Retype each line exactly. Skip images.

-- begin Record set --

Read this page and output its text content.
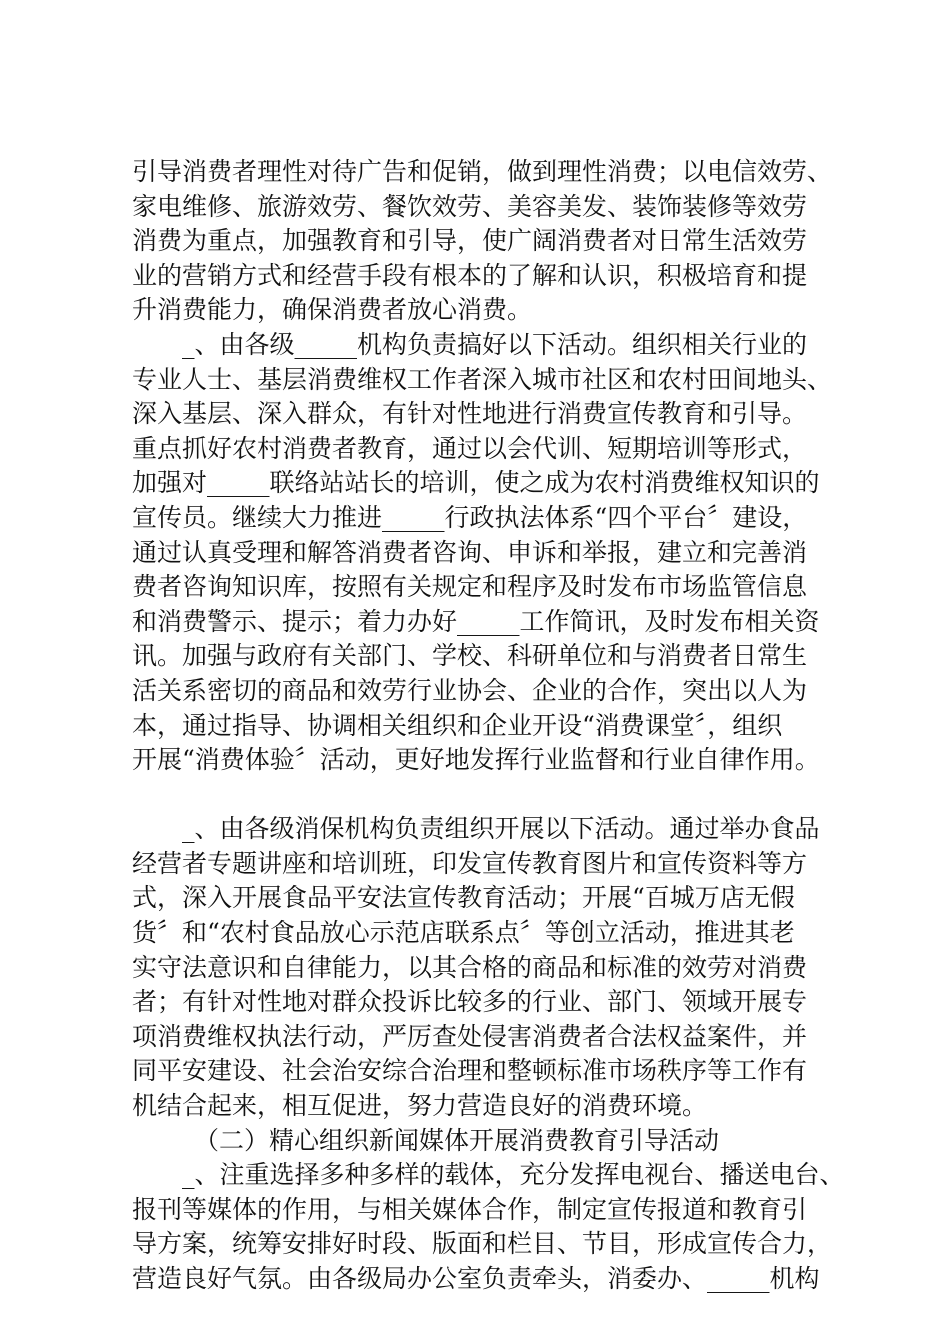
引导消费者理性对待广告和促销，做到理性消费；以电信效劳、
家电维修、旅游效劳、餐饮效劳、美容美发、装饰装修等效劳
消费为重点，加强教育和引导，使广阔消费者对日常生活效劳
业的营销方式和经营手段有根本的了解和认识，积极培育和提
升消费能力，确保消费者放心消费。
_、由各级_____机构负责搞好以下活动。组织相关行业的
专业人士、基层消费维权工作者深入城市社区和农村田间地头、
深入基层、深入群众，有针对性地进行消费宣传教育和引导。
重点抓好农村消费者教育，通过以会代训、短期培训等形式，
加强对_____联络站站长的培训，使之成为农村消费维权知识的
宣传员。继续大力推进_____行政执法体系“四个平台〞建设，
通过认真受理和解答消费者咨询、申诉和举报，建立和完善消
费者咨询知识库，按照有关规定和程序及时发布市场监管信息
和消费警示、提示；着力办好_____工作简讯，及时发布相关资
讯。加强与政府有关部门、学校、科研单位和与消费者日常生
活关系密切的商品和效劳行业协会、企业的合作，突出以人为
本，通过指导、协调相关组织和企业开设“消费课堂〞，组织
开展“消费体验〞活动，更好地发挥行业监督和行业自律作用。
_、由各级消保机构负责组织开展以下活动。通过举办食品
经营者专题讲座和培训班，印发宣传教育图片和宣传资料等方
式，深入开展食品平安法宣传教育活动；开展“百城万店无假
货〞和“农村食品放心示范店联系点〞等创立活动，推进其老
实守法意识和自律能力，以其合格的商品和标准的效劳对消费
者；有针对性地对群众投诉比较多的行业、部门、领域开展专
项消费维权执法行动，严厉查处侵害消费者合法权益案件，并
同平安建设、社会治安综合治理和整顿标准市场秩序等工作有
机结合起来，相互促进，努力营造良好的消费环境。
（二）精心组织新闻媒体开展消费教育引导活动
_、注重选择多种多样的载体，充分发挥电视台、播送电台、
报刊等媒体的作用，与相关媒体合作，制定宣传报道和教育引
导方案，统筹安排好时段、版面和栏目、节目，形成宣传合力，
营造良好气氛。由各级局办公室负责牵头，消委办、_____机构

-- end Record set --

-- Solution to this exercise --
Read this page and output its text content.
引导消费者理性对待广告和促销，做到理性消费；以电信效劳、
家电维修、旅游效劳、餐饮效劳、美容美发、装饰装修等效劳
消费为重点，加强教育和引导，使广阔消费者对日常生活效劳
业的营销方式和经营手段有根本的了解和认识，积极培育和提
升消费能力，确保消费者放心消费。
_、由各级_____机构负责搞好以下活动。组织相关行业的
专业人士、基层消费维权工作者深入城市社区和农村田间地头、
深入基层、深入群众，有针对性地进行消费宣传教育和引导。
重点抓好农村消费者教育，通过以会代训、短期培训等形式，
加强对_____联络站站长的培训，使之成为农村消费维权知识的
宣传员。继续大力推进_____行政执法体系“四个平台〞建设，
通过认真受理和解答消费者咨询、申诉和举报，建立和完善消
费者咨询知识库，按照有关规定和程序及时发布市场监管信息
和消费警示、提示；着力办好_____工作简讯，及时发布相关资
讯。加强与政府有关部门、学校、科研单位和与消费者日常生
活关系密切的商品和效劳行业协会、企业的合作，突出以人为
本，通过指导、协调相关组织和企业开设“消费课堂〞，组织
开展“消费体验〞活动，更好地发挥行业监督和行业自律作用。
_、由各级消保机构负责组织开展以下活动。通过举办食品
经营者专题讲座和培训班，印发宣传教育图片和宣传资料等方
式，深入开展食品平安法宣传教育活动；开展“百城万店无假
货〞和“农村食品放心示范店联系点〞等创立活动，推进其老
实守法意识和自律能力，以其合格的商品和标准的效劳对消费
者；有针对性地对群众投诉比较多的行业、部门、领域开展专
项消费维权执法行动，严厉查处侵害消费者合法权益案件，并
同平安建设、社会治安综合治理和整顿标准市场秩序等工作有
机结合起来，相互促进，努力营造良好的消费环境。
（二）精心组织新闻媒体开展消费教育引导活动
_、注重选择多种多样的载体，充分发挥电视台、播送电台、
报刊等媒体的作用，与相关媒体合作，制定宣传报道和教育引
导方案，统筹安排好时段、版面和栏目、节目，形成宣传合力，
营造良好气氛。由各级局办公室负责牵头，消委办、_____机构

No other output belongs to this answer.